- The task
Using the data below, copy each line that includes the word "Cardiac".

Collected data entries:

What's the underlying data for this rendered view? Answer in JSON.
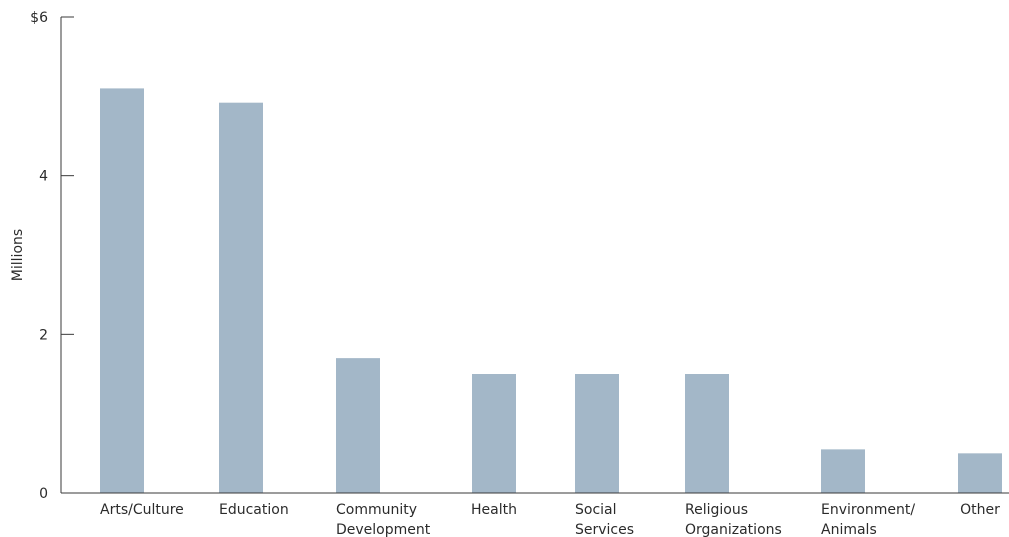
{
  "chart_data": {
    "type": "bar",
    "title": "",
    "xlabel": "",
    "ylabel": "Millions",
    "ylim": [
      0,
      6
    ],
    "yticks": [
      {
        "value": 0,
        "label": "0"
      },
      {
        "value": 2,
        "label": "2"
      },
      {
        "value": 4,
        "label": "4"
      },
      {
        "value": 6,
        "label": "$6"
      }
    ],
    "categories": [
      [
        "Arts/Culture"
      ],
      [
        "Education"
      ],
      [
        "Community",
        "Development"
      ],
      [
        "Health"
      ],
      [
        "Social",
        "Services"
      ],
      [
        "Religious",
        "Organizations"
      ],
      [
        "Environment/",
        "Animals"
      ],
      [
        "Other"
      ]
    ],
    "values": [
      5.1,
      4.92,
      1.7,
      1.5,
      1.5,
      1.5,
      0.55,
      0.5
    ],
    "bar_color": "#a3b7c8",
    "grid": false
  }
}
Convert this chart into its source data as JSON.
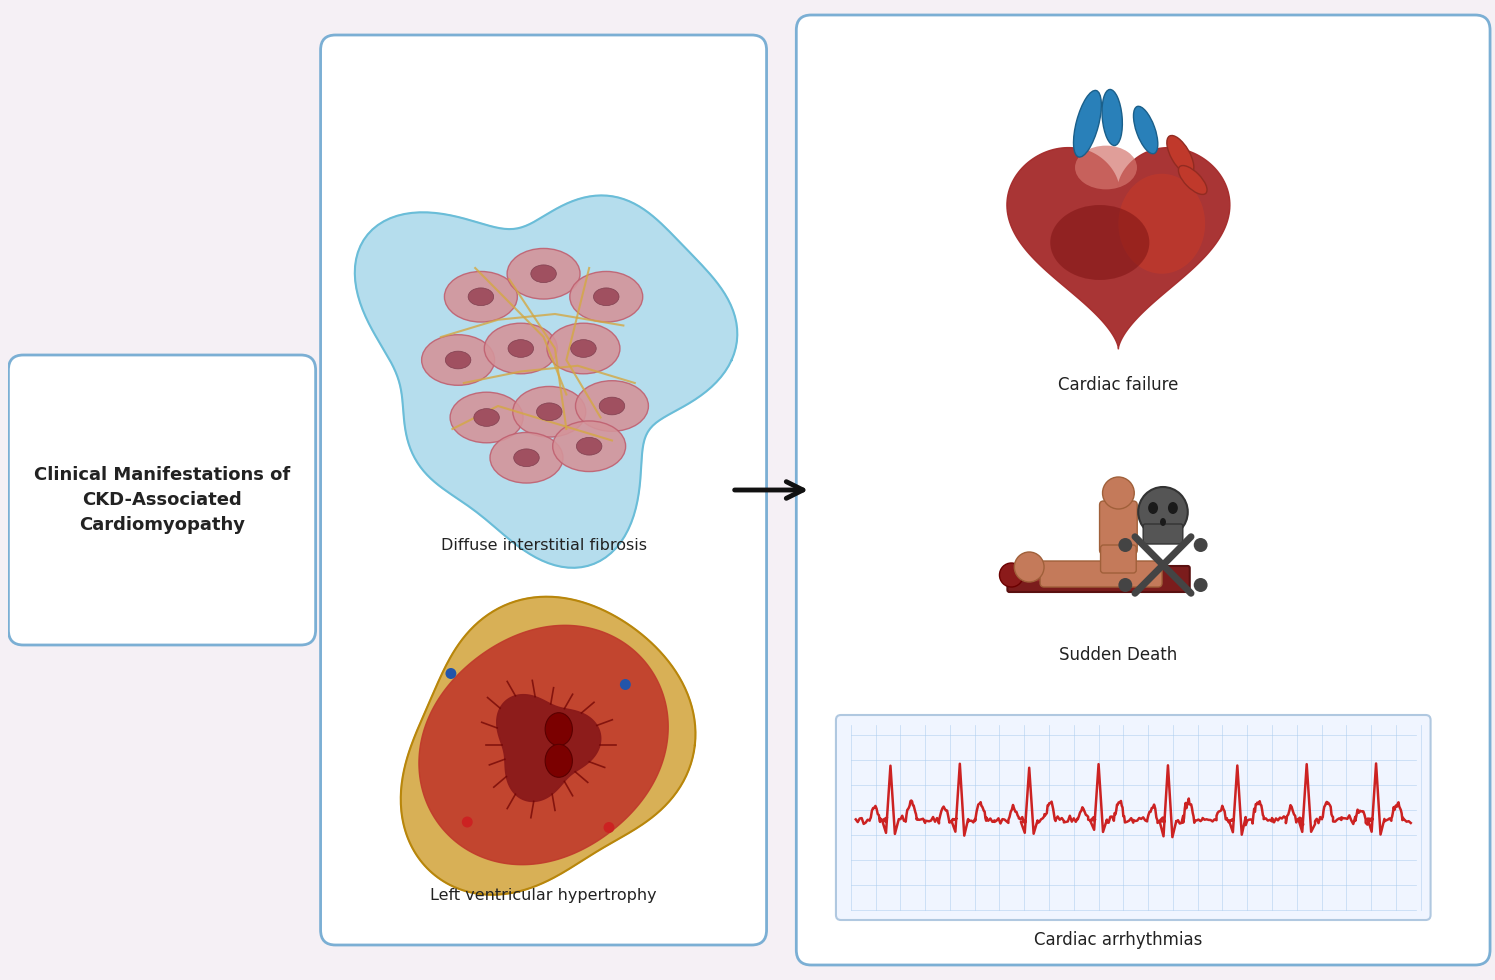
{
  "bg_color": "#f5f0f5",
  "title": "Clinical Manifestations of\nCKD-Associated\nCardiomyopathy",
  "left_box_color": "#7bafd4",
  "middle_box_color": "#7bafd4",
  "right_box_color": "#7bafd4",
  "label_fibrosis": "Diffuse interstitial fibrosis",
  "label_hypertrophy": "Left ventricular hypertrophy",
  "label_cardiac_failure": "Cardiac failure",
  "label_sudden_death": "Sudden Death",
  "label_arrhythmias": "Cardiac arrhythmias",
  "text_color": "#222222",
  "arrow_color": "#111111",
  "ecg_color": "#cc2222",
  "ecg_grid_color": "#aaccee",
  "heart_dark": "#8b1a1a",
  "heart_mid": "#c0392b",
  "heart_light": "#e74c3c",
  "blue_vessel": "#2980b9",
  "figure_color": "#b5651d",
  "skull_color": "#444444",
  "bed_color": "#7b1c1c",
  "fibrosis_cell_color": "#c97a7a",
  "fibrosis_bg": "#a8d8ea",
  "fibrosis_fiber": "#d4a843",
  "lvh_outer": "#d4a843",
  "lvh_muscle": "#c0392b"
}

- Solution to the problem
  "label_cardiac_failure": "Cardiac failure",
  "label_arrhythmias": "Cardiac arrhythmias",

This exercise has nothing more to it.